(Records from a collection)

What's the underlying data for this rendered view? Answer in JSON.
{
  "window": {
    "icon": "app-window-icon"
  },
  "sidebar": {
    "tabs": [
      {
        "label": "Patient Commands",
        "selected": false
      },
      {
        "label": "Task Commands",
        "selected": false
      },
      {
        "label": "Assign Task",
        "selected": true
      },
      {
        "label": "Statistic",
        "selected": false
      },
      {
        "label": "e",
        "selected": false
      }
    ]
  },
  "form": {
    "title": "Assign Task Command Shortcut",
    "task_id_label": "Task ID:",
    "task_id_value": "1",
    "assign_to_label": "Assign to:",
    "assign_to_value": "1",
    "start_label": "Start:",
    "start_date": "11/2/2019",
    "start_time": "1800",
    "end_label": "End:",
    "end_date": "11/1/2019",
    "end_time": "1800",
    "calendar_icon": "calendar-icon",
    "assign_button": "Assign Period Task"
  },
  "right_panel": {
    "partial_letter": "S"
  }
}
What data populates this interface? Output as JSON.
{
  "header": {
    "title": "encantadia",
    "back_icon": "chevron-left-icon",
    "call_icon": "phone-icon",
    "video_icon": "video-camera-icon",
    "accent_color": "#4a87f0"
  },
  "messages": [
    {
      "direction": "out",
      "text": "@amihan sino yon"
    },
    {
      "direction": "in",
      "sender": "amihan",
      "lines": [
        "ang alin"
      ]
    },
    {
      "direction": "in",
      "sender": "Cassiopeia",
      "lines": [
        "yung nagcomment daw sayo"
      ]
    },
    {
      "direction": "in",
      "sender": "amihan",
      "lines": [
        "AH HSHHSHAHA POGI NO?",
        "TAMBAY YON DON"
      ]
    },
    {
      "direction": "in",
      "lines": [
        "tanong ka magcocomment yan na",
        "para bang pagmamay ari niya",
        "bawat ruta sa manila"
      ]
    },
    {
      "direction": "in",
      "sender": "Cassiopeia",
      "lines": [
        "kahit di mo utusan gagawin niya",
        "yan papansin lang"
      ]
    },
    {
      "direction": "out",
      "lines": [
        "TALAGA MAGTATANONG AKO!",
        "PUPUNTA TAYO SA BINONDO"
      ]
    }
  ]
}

* TASK INSTRUCTIONS
Look over the listing. Pull out every line with the string "this" in it.

* RESPONSE
What's the underlying data for this rendered view? Answer in JSON.
What data populates this interface? Output as JSON.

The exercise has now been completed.